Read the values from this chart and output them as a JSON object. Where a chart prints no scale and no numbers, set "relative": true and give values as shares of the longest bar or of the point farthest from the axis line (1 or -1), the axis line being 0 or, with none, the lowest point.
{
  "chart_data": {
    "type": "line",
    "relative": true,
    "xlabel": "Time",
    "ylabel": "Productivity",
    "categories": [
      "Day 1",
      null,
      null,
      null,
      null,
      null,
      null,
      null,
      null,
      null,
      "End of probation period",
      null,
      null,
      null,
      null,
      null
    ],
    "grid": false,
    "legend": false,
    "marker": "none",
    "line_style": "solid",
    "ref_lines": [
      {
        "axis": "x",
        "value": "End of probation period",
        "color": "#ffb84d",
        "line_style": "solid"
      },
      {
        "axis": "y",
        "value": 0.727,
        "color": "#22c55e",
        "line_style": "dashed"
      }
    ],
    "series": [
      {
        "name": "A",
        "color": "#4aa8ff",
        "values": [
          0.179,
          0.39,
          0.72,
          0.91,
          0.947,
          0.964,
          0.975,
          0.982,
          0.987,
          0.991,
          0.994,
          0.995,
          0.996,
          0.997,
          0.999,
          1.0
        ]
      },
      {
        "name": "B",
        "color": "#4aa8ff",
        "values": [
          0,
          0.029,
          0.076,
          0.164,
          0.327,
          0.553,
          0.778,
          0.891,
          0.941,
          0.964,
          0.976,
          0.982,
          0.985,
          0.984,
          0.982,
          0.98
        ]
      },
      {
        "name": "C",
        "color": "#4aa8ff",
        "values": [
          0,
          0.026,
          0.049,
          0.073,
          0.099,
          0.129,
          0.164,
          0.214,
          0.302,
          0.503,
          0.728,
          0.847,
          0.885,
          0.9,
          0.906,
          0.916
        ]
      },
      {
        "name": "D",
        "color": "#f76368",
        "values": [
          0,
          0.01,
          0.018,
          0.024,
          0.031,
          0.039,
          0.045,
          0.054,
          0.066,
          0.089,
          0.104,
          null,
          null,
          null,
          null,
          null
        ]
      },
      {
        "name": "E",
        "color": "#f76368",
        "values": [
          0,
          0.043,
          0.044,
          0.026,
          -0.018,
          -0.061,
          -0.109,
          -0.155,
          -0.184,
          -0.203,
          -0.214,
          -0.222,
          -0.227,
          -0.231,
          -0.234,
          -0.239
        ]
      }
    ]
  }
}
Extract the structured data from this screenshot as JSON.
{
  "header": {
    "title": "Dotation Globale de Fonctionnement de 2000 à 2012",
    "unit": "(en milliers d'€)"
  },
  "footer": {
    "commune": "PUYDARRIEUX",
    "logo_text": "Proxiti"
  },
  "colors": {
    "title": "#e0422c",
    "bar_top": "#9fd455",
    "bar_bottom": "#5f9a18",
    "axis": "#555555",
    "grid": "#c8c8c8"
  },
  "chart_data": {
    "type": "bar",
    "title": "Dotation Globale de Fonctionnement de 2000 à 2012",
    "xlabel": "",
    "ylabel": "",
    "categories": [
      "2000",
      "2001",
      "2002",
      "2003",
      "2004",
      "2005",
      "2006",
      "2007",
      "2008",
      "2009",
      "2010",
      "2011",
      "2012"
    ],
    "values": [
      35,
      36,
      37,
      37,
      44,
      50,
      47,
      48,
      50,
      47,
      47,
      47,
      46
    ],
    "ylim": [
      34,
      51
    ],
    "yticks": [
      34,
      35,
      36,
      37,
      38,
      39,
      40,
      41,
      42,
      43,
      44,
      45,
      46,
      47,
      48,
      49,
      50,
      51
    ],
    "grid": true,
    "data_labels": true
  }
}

•••••

Extract every entry above as it appears.

→ **Task result**:
Read the values from this chart and output them as a JSON object. Where a chart prints no scale and no numbers, set "relative": true and give values as shares of the longest bar or of the point farthest from the axis line (1 or -1), the axis line being 0 or, with none, the lowest point.
{
  "chart_data": {
    "type": "line",
    "relative": true,
    "xlabel": "Time",
    "ylabel": "Productivity",
    "categories": [
      "Day 1",
      null,
      null,
      null,
      null,
      null,
      null,
      null,
      null,
      null,
      "End of probation period",
      null,
      null,
      null,
      null,
      null
    ],
    "grid": false,
    "legend": false,
    "marker": "none",
    "line_style": "solid",
    "ref_lines": [
      {
        "axis": "x",
        "value": "End of probation period",
        "color": "#ffb84d",
        "line_style": "solid"
      },
      {
        "axis": "y",
        "value": 0.727,
        "color": "#22c55e",
        "line_style": "dashed"
      }
    ],
    "series": [
      {
        "name": "A",
        "color": "#4aa8ff",
        "values": [
          0.179,
          0.39,
          0.72,
          0.91,
          0.947,
          0.964,
          0.975,
          0.982,
          0.987,
          0.991,
          0.994,
          0.995,
          0.996,
          0.997,
          0.999,
          1.0
        ]
      },
      {
        "name": "B",
        "color": "#4aa8ff",
        "values": [
          0,
          0.029,
          0.076,
          0.164,
          0.327,
          0.553,
          0.778,
          0.891,
          0.941,
          0.964,
          0.976,
          0.982,
          0.985,
          0.984,
          0.982,
          0.98
        ]
      },
      {
        "name": "C",
        "color": "#4aa8ff",
        "values": [
          0,
          0.026,
          0.049,
          0.073,
          0.099,
          0.129,
          0.164,
          0.214,
          0.302,
          0.503,
          0.728,
          0.847,
          0.885,
          0.9,
          0.906,
          0.916
        ]
      },
      {
        "name": "D",
        "color": "#f76368",
        "values": [
          0,
          0.01,
          0.018,
          0.024,
          0.031,
          0.039,
          0.045,
          0.054,
          0.066,
          0.089,
          0.104,
          null,
          null,
          null,
          null,
          null
        ]
      },
      {
        "name": "E",
        "color": "#f76368",
        "values": [
          0,
          0.043,
          0.044,
          0.026,
          -0.018,
          -0.061,
          -0.109,
          -0.155,
          -0.184,
          -0.203,
          -0.214,
          -0.222,
          -0.227,
          -0.231,
          -0.234,
          -0.239
        ]
      }
    ]
  }
}
Extract the structured data from this screenshot as JSON.
{
  "header": {
    "title": "Dotation Globale de Fonctionnement de 2000 à 2012",
    "unit": "(en milliers d'€)"
  },
  "footer": {
    "commune": "PUYDARRIEUX",
    "logo_text": "Proxiti"
  },
  "colors": {
    "title": "#e0422c",
    "bar_top": "#9fd455",
    "bar_bottom": "#5f9a18",
    "axis": "#555555",
    "grid": "#c8c8c8"
  },
  "chart_data": {
    "type": "bar",
    "title": "Dotation Globale de Fonctionnement de 2000 à 2012",
    "xlabel": "",
    "ylabel": "",
    "categories": [
      "2000",
      "2001",
      "2002",
      "2003",
      "2004",
      "2005",
      "2006",
      "2007",
      "2008",
      "2009",
      "2010",
      "2011",
      "2012"
    ],
    "values": [
      35,
      36,
      37,
      37,
      44,
      50,
      47,
      48,
      50,
      47,
      47,
      47,
      46
    ],
    "ylim": [
      34,
      51
    ],
    "yticks": [
      34,
      35,
      36,
      37,
      38,
      39,
      40,
      41,
      42,
      43,
      44,
      45,
      46,
      47,
      48,
      49,
      50,
      51
    ],
    "grid": true,
    "data_labels": true
  }
}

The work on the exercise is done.